***** Material supplied

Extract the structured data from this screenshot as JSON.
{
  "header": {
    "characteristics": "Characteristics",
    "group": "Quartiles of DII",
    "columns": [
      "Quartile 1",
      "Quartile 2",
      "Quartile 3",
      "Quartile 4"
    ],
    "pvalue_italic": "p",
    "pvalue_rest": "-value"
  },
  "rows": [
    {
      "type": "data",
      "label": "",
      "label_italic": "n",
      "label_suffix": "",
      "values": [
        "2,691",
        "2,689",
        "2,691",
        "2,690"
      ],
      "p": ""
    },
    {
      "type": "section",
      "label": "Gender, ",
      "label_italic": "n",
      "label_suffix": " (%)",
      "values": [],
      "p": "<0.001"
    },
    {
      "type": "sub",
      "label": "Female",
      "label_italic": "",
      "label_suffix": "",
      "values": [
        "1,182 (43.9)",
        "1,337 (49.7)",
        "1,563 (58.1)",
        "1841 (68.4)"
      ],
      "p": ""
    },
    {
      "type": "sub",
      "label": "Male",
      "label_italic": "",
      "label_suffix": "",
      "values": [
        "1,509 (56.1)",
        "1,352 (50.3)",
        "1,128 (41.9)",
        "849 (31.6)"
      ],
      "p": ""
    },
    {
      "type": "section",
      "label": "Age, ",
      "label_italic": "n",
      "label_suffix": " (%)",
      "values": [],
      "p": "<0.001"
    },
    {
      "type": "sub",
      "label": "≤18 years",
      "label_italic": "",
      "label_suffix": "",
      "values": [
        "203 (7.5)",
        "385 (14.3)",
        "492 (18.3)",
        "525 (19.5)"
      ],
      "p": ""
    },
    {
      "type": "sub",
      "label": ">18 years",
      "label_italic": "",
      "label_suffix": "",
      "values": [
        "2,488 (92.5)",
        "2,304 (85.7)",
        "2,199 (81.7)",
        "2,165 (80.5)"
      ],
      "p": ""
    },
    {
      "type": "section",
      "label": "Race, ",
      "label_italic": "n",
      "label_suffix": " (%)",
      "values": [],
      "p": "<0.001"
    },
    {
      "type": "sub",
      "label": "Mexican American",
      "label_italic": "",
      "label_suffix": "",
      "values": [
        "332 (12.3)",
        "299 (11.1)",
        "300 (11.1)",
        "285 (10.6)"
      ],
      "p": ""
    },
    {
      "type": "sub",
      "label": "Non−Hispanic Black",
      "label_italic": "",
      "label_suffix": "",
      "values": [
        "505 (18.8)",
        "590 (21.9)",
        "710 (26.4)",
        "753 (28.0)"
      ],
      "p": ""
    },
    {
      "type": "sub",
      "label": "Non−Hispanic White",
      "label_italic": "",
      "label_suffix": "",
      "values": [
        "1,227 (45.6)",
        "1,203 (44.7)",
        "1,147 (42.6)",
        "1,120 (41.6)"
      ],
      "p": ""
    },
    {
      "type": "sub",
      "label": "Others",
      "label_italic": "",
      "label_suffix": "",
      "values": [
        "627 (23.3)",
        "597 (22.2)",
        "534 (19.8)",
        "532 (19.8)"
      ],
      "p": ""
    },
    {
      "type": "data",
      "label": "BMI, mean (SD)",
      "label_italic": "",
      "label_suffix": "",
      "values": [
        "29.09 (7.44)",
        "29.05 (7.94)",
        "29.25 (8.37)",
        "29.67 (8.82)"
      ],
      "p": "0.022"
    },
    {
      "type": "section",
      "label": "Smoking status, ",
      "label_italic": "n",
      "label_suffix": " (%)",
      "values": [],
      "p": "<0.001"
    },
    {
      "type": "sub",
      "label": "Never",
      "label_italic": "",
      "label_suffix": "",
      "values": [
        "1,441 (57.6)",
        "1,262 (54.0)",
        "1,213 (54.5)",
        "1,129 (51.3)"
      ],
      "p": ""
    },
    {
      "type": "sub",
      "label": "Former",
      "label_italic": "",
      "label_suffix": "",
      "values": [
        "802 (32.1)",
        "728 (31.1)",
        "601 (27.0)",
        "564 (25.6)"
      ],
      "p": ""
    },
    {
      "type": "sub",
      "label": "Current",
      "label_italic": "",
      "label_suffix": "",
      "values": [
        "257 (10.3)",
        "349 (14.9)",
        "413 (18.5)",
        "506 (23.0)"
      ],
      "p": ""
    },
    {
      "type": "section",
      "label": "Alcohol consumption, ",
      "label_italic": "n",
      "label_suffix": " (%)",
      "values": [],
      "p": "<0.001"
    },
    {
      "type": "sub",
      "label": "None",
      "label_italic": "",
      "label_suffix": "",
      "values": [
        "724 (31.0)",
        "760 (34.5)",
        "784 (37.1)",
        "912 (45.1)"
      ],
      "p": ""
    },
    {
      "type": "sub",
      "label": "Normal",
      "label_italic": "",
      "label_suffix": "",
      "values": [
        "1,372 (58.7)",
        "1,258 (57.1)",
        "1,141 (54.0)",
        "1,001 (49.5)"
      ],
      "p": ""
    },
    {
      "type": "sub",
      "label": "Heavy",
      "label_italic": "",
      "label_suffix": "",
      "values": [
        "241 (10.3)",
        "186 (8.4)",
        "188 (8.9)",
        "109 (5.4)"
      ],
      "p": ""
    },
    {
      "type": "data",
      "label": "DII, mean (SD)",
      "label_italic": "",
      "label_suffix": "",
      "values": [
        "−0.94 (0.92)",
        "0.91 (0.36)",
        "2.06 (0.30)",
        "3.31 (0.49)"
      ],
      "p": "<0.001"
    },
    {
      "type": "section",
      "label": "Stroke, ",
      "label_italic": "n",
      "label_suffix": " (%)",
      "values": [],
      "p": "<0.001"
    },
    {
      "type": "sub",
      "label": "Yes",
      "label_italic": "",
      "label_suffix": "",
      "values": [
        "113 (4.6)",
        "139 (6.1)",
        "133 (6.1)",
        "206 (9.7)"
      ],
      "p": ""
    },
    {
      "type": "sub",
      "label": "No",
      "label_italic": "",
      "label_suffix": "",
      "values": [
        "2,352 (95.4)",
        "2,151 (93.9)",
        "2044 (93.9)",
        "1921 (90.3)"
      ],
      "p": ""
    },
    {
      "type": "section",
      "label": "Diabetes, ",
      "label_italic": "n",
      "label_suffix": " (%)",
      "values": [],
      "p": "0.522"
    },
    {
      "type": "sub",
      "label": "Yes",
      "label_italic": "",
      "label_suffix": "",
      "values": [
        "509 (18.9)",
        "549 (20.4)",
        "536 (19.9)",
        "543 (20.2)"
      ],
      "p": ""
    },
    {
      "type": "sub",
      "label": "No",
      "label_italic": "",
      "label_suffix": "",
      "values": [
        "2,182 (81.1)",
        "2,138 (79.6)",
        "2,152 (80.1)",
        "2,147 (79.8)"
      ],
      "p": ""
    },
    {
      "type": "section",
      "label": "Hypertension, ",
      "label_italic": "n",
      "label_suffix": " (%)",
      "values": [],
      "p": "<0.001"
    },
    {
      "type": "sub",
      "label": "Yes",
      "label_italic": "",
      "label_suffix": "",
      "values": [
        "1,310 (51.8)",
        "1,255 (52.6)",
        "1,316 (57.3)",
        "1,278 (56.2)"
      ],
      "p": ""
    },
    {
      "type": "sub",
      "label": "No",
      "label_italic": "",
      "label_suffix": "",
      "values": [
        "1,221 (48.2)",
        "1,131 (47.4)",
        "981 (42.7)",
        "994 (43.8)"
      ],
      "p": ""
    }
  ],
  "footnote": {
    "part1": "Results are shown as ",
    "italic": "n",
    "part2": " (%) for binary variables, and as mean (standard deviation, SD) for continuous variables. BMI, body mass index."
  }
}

**********

Output the complete data exactly as written.

Extract the structured data from this screenshot as JSON.
{
  "header": {
    "characteristics": "Characteristics",
    "group": "Quartiles of DII",
    "columns": [
      "Quartile 1",
      "Quartile 2",
      "Quartile 3",
      "Quartile 4"
    ],
    "pvalue_italic": "p",
    "pvalue_rest": "-value"
  },
  "rows": [
    {
      "type": "data",
      "label": "",
      "label_italic": "n",
      "label_suffix": "",
      "values": [
        "2,691",
        "2,689",
        "2,691",
        "2,690"
      ],
      "p": ""
    },
    {
      "type": "section",
      "label": "Gender, ",
      "label_italic": "n",
      "label_suffix": " (%)",
      "values": [],
      "p": "<0.001"
    },
    {
      "type": "sub",
      "label": "Female",
      "label_italic": "",
      "label_suffix": "",
      "values": [
        "1,182 (43.9)",
        "1,337 (49.7)",
        "1,563 (58.1)",
        "1841 (68.4)"
      ],
      "p": ""
    },
    {
      "type": "sub",
      "label": "Male",
      "label_italic": "",
      "label_suffix": "",
      "values": [
        "1,509 (56.1)",
        "1,352 (50.3)",
        "1,128 (41.9)",
        "849 (31.6)"
      ],
      "p": ""
    },
    {
      "type": "section",
      "label": "Age, ",
      "label_italic": "n",
      "label_suffix": " (%)",
      "values": [],
      "p": "<0.001"
    },
    {
      "type": "sub",
      "label": "≤18 years",
      "label_italic": "",
      "label_suffix": "",
      "values": [
        "203 (7.5)",
        "385 (14.3)",
        "492 (18.3)",
        "525 (19.5)"
      ],
      "p": ""
    },
    {
      "type": "sub",
      "label": ">18 years",
      "label_italic": "",
      "label_suffix": "",
      "values": [
        "2,488 (92.5)",
        "2,304 (85.7)",
        "2,199 (81.7)",
        "2,165 (80.5)"
      ],
      "p": ""
    },
    {
      "type": "section",
      "label": "Race, ",
      "label_italic": "n",
      "label_suffix": " (%)",
      "values": [],
      "p": "<0.001"
    },
    {
      "type": "sub",
      "label": "Mexican American",
      "label_italic": "",
      "label_suffix": "",
      "values": [
        "332 (12.3)",
        "299 (11.1)",
        "300 (11.1)",
        "285 (10.6)"
      ],
      "p": ""
    },
    {
      "type": "sub",
      "label": "Non−Hispanic Black",
      "label_italic": "",
      "label_suffix": "",
      "values": [
        "505 (18.8)",
        "590 (21.9)",
        "710 (26.4)",
        "753 (28.0)"
      ],
      "p": ""
    },
    {
      "type": "sub",
      "label": "Non−Hispanic White",
      "label_italic": "",
      "label_suffix": "",
      "values": [
        "1,227 (45.6)",
        "1,203 (44.7)",
        "1,147 (42.6)",
        "1,120 (41.6)"
      ],
      "p": ""
    },
    {
      "type": "sub",
      "label": "Others",
      "label_italic": "",
      "label_suffix": "",
      "values": [
        "627 (23.3)",
        "597 (22.2)",
        "534 (19.8)",
        "532 (19.8)"
      ],
      "p": ""
    },
    {
      "type": "data",
      "label": "BMI, mean (SD)",
      "label_italic": "",
      "label_suffix": "",
      "values": [
        "29.09 (7.44)",
        "29.05 (7.94)",
        "29.25 (8.37)",
        "29.67 (8.82)"
      ],
      "p": "0.022"
    },
    {
      "type": "section",
      "label": "Smoking status, ",
      "label_italic": "n",
      "label_suffix": " (%)",
      "values": [],
      "p": "<0.001"
    },
    {
      "type": "sub",
      "label": "Never",
      "label_italic": "",
      "label_suffix": "",
      "values": [
        "1,441 (57.6)",
        "1,262 (54.0)",
        "1,213 (54.5)",
        "1,129 (51.3)"
      ],
      "p": ""
    },
    {
      "type": "sub",
      "label": "Former",
      "label_italic": "",
      "label_suffix": "",
      "values": [
        "802 (32.1)",
        "728 (31.1)",
        "601 (27.0)",
        "564 (25.6)"
      ],
      "p": ""
    },
    {
      "type": "sub",
      "label": "Current",
      "label_italic": "",
      "label_suffix": "",
      "values": [
        "257 (10.3)",
        "349 (14.9)",
        "413 (18.5)",
        "506 (23.0)"
      ],
      "p": ""
    },
    {
      "type": "section",
      "label": "Alcohol consumption, ",
      "label_italic": "n",
      "label_suffix": " (%)",
      "values": [],
      "p": "<0.001"
    },
    {
      "type": "sub",
      "label": "None",
      "label_italic": "",
      "label_suffix": "",
      "values": [
        "724 (31.0)",
        "760 (34.5)",
        "784 (37.1)",
        "912 (45.1)"
      ],
      "p": ""
    },
    {
      "type": "sub",
      "label": "Normal",
      "label_italic": "",
      "label_suffix": "",
      "values": [
        "1,372 (58.7)",
        "1,258 (57.1)",
        "1,141 (54.0)",
        "1,001 (49.5)"
      ],
      "p": ""
    },
    {
      "type": "sub",
      "label": "Heavy",
      "label_italic": "",
      "label_suffix": "",
      "values": [
        "241 (10.3)",
        "186 (8.4)",
        "188 (8.9)",
        "109 (5.4)"
      ],
      "p": ""
    },
    {
      "type": "data",
      "label": "DII, mean (SD)",
      "label_italic": "",
      "label_suffix": "",
      "values": [
        "−0.94 (0.92)",
        "0.91 (0.36)",
        "2.06 (0.30)",
        "3.31 (0.49)"
      ],
      "p": "<0.001"
    },
    {
      "type": "section",
      "label": "Stroke, ",
      "label_italic": "n",
      "label_suffix": " (%)",
      "values": [],
      "p": "<0.001"
    },
    {
      "type": "sub",
      "label": "Yes",
      "label_italic": "",
      "label_suffix": "",
      "values": [
        "113 (4.6)",
        "139 (6.1)",
        "133 (6.1)",
        "206 (9.7)"
      ],
      "p": ""
    },
    {
      "type": "sub",
      "label": "No",
      "label_italic": "",
      "label_suffix": "",
      "values": [
        "2,352 (95.4)",
        "2,151 (93.9)",
        "2044 (93.9)",
        "1921 (90.3)"
      ],
      "p": ""
    },
    {
      "type": "section",
      "label": "Diabetes, ",
      "label_italic": "n",
      "label_suffix": " (%)",
      "values": [],
      "p": "0.522"
    },
    {
      "type": "sub",
      "label": "Yes",
      "label_italic": "",
      "label_suffix": "",
      "values": [
        "509 (18.9)",
        "549 (20.4)",
        "536 (19.9)",
        "543 (20.2)"
      ],
      "p": ""
    },
    {
      "type": "sub",
      "label": "No",
      "label_italic": "",
      "label_suffix": "",
      "values": [
        "2,182 (81.1)",
        "2,138 (79.6)",
        "2,152 (80.1)",
        "2,147 (79.8)"
      ],
      "p": ""
    },
    {
      "type": "section",
      "label": "Hypertension, ",
      "label_italic": "n",
      "label_suffix": " (%)",
      "values": [],
      "p": "<0.001"
    },
    {
      "type": "sub",
      "label": "Yes",
      "label_italic": "",
      "label_suffix": "",
      "values": [
        "1,310 (51.8)",
        "1,255 (52.6)",
        "1,316 (57.3)",
        "1,278 (56.2)"
      ],
      "p": ""
    },
    {
      "type": "sub",
      "label": "No",
      "label_italic": "",
      "label_suffix": "",
      "values": [
        "1,221 (48.2)",
        "1,131 (47.4)",
        "981 (42.7)",
        "994 (43.8)"
      ],
      "p": ""
    }
  ],
  "footnote": {
    "part1": "Results are shown as ",
    "italic": "n",
    "part2": " (%) for binary variables, and as mean (standard deviation, SD) for continuous variables. BMI, body mass index."
  }
}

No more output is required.